• **YOUR INSTRUCTIONS**
Go through the material below and copy all lines with "souvent".

(Items from a dataset)
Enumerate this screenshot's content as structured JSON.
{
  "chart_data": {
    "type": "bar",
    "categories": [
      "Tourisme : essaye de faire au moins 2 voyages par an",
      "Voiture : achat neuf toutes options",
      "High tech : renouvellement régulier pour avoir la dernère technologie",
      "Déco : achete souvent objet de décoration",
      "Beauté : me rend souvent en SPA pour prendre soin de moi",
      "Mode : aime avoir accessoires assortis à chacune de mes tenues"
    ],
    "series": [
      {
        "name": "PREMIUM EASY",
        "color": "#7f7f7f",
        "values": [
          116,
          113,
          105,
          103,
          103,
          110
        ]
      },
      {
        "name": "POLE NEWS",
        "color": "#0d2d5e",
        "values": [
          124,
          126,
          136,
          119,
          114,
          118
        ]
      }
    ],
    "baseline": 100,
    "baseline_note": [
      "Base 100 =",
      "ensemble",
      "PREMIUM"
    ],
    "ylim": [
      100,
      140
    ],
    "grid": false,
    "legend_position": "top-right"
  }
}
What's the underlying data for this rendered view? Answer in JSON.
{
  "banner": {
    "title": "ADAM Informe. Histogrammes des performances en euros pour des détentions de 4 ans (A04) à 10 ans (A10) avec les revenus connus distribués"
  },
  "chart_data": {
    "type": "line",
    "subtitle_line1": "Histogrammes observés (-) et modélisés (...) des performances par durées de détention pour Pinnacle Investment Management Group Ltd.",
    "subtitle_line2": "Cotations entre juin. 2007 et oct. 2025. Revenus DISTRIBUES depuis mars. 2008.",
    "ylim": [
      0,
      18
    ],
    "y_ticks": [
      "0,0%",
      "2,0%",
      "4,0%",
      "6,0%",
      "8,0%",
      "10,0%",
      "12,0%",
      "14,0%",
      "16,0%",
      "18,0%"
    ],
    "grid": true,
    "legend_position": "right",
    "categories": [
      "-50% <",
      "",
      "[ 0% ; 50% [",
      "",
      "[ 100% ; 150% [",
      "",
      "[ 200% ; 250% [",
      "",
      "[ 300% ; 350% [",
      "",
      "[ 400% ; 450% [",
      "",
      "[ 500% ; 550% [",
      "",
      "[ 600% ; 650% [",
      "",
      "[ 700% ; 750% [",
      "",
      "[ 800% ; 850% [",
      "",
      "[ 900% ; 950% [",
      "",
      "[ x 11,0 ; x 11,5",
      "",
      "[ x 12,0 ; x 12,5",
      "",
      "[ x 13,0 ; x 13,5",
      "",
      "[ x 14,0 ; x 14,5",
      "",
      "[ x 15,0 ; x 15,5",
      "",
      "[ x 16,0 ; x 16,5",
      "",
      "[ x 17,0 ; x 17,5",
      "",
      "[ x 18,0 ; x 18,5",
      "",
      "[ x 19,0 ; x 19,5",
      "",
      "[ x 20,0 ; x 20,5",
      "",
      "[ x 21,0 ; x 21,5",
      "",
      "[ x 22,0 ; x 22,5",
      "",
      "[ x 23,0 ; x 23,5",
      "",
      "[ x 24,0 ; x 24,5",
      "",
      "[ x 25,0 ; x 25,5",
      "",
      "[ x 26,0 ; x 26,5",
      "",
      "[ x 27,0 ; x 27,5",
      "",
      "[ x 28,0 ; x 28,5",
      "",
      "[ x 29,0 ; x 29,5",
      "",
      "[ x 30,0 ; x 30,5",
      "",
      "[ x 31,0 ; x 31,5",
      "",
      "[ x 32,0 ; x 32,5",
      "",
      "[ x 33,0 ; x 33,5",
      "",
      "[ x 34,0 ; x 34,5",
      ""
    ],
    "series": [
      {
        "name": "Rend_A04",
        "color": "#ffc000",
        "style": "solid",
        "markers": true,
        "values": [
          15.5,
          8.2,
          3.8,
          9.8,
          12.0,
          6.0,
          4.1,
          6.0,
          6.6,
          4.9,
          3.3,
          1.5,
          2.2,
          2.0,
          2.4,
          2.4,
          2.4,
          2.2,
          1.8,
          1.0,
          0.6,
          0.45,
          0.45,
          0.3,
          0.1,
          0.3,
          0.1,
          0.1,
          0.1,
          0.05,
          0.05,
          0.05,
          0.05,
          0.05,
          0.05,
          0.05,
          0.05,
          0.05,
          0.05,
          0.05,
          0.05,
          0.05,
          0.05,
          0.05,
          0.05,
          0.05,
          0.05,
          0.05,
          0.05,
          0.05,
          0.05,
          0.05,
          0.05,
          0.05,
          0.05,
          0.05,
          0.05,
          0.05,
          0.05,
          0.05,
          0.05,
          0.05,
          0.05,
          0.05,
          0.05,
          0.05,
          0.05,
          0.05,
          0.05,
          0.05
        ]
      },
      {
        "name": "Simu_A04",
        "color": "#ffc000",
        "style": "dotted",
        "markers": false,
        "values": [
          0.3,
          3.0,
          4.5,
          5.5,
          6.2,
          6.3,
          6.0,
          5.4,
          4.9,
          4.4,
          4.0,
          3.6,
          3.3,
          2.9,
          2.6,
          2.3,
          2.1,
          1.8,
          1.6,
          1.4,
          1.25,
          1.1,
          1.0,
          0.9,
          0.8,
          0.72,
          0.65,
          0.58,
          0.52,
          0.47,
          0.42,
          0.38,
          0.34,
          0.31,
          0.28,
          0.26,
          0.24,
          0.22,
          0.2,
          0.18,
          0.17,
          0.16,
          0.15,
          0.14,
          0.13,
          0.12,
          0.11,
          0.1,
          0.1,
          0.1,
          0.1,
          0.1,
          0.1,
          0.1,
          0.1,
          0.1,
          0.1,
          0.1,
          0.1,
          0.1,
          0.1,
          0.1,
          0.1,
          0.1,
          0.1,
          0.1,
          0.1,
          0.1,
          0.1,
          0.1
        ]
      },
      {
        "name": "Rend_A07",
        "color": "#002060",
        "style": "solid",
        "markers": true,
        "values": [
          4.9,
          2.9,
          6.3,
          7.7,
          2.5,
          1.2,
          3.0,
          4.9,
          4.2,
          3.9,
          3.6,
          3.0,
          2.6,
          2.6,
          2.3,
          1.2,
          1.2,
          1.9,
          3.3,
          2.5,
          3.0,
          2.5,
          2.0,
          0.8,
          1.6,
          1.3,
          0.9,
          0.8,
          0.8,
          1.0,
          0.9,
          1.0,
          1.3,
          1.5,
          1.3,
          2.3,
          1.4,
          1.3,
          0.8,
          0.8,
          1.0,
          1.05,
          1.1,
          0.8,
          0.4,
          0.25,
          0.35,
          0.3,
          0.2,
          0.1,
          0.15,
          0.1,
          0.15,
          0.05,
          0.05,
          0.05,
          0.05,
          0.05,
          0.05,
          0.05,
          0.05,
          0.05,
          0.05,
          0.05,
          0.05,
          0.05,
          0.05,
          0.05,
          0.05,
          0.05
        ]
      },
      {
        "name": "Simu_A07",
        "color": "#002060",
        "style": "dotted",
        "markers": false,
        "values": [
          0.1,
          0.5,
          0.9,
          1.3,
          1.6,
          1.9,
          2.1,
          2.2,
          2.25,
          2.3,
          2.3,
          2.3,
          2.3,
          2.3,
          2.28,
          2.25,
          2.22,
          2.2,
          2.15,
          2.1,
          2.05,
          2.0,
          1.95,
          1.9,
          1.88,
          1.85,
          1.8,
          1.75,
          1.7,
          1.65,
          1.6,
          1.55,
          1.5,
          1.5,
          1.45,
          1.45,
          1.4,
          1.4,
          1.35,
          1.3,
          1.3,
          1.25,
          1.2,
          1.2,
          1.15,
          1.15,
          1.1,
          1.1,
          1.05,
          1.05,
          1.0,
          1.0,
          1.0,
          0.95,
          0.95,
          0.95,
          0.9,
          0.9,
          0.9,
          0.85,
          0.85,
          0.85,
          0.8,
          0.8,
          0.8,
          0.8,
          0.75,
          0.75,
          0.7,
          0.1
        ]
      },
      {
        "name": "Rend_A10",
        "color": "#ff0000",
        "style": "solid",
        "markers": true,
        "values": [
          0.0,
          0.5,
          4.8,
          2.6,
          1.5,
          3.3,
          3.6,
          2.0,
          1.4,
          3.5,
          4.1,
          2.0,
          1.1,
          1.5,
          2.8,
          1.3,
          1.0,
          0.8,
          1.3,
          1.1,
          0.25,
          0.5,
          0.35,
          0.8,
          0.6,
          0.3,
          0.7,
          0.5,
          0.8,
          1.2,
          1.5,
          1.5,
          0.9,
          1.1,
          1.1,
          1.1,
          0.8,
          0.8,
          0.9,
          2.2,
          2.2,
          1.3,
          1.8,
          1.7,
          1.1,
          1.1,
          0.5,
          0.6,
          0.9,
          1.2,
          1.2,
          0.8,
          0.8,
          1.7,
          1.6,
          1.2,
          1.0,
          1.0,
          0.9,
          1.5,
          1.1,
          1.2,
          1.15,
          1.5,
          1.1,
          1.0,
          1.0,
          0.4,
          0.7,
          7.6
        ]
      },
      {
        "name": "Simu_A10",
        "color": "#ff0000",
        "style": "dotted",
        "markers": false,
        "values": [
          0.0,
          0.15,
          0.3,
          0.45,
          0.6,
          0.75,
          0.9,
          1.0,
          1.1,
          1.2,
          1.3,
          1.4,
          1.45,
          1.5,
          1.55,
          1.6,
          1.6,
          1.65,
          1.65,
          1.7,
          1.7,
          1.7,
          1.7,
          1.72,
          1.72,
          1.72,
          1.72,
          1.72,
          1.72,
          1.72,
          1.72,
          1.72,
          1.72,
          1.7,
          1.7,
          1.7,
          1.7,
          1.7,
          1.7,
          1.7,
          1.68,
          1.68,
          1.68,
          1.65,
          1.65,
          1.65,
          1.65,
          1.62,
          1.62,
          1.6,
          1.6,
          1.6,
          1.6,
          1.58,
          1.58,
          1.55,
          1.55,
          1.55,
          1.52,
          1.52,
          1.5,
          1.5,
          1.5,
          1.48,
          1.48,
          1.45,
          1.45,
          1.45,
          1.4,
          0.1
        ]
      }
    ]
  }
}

• **EXPECTED ANSWER**
      "Déco : achete souvent objet de décoration",
      "Beauté : me rend souvent en SPA pour prendre soin de moi",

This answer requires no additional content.